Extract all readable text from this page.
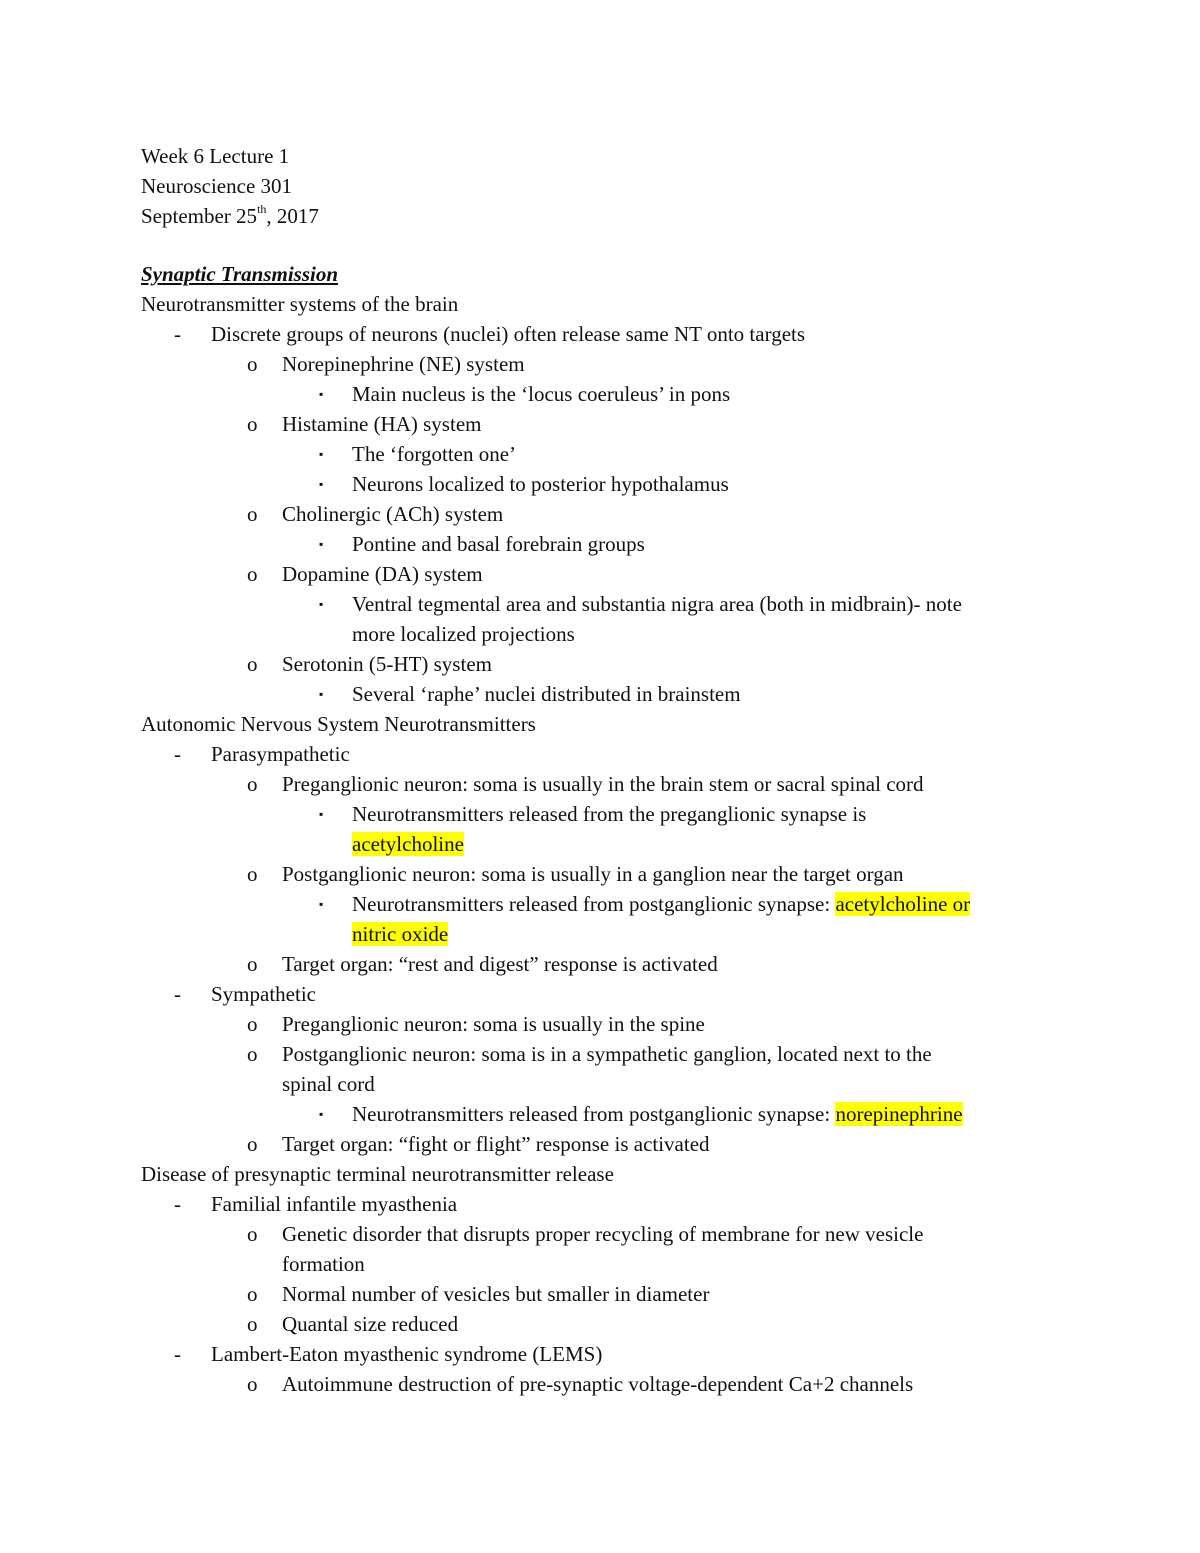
Week 6 Lecture 1
Neuroscience 301
September 25th, 2017
Synaptic Transmission
Neurotransmitter systems of the brain
- Discrete groups of neurons (nuclei) often release same NT onto targets
o Norepinephrine (NE) system
▪ Main nucleus is the ‘locus coeruleus’ in pons
o Histamine (HA) system
▪ The ‘forgotten one’
▪ Neurons localized to posterior hypothalamus
o Cholinergic (ACh) system
▪ Pontine and basal forebrain groups
o Dopamine (DA) system
▪ Ventral tegmental area and substantia nigra area (both in midbrain)- note
more localized projections
o Serotonin (5-HT) system
▪ Several ‘raphe’ nuclei distributed in brainstem
Autonomic Nervous System Neurotransmitters
- Parasympathetic
o Preganglionic neuron: soma is usually in the brain stem or sacral spinal cord
▪ Neurotransmitters released from the preganglionic synapse is
acetylcholine
o Postganglionic neuron: soma is usually in a ganglion near the target organ
▪ Neurotransmitters released from postganglionic synapse: acetylcholine or
nitric oxide
o Target organ: “rest and digest” response is activated
- Sympathetic
o Preganglionic neuron: soma is usually in the spine
o Postganglionic neuron: soma is in a sympathetic ganglion, located next to the
spinal cord
▪ Neurotransmitters released from postganglionic synapse: norepinephrine
o Target organ: “fight or flight” response is activated
Disease of presynaptic terminal neurotransmitter release
- Familial infantile myasthenia
o Genetic disorder that disrupts proper recycling of membrane for new vesicle
formation
o Normal number of vesicles but smaller in diameter
o Quantal size reduced
- Lambert-Eaton myasthenic syndrome (LEMS)
o Autoimmune destruction of pre-synaptic voltage-dependent Ca+2 channels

......

### THE PROBLEM:
Copy every line above that holds the word "soma".

### RESPONSE TO THE TASK:
o Preganglionic neuron: soma is usually in the brain stem or sacral spinal cord
o Postganglionic neuron: soma is usually in a ganglion near the target organ
o Preganglionic neuron: soma is usually in the spine
o Postganglionic neuron: soma is in a sympathetic ganglion, located next to the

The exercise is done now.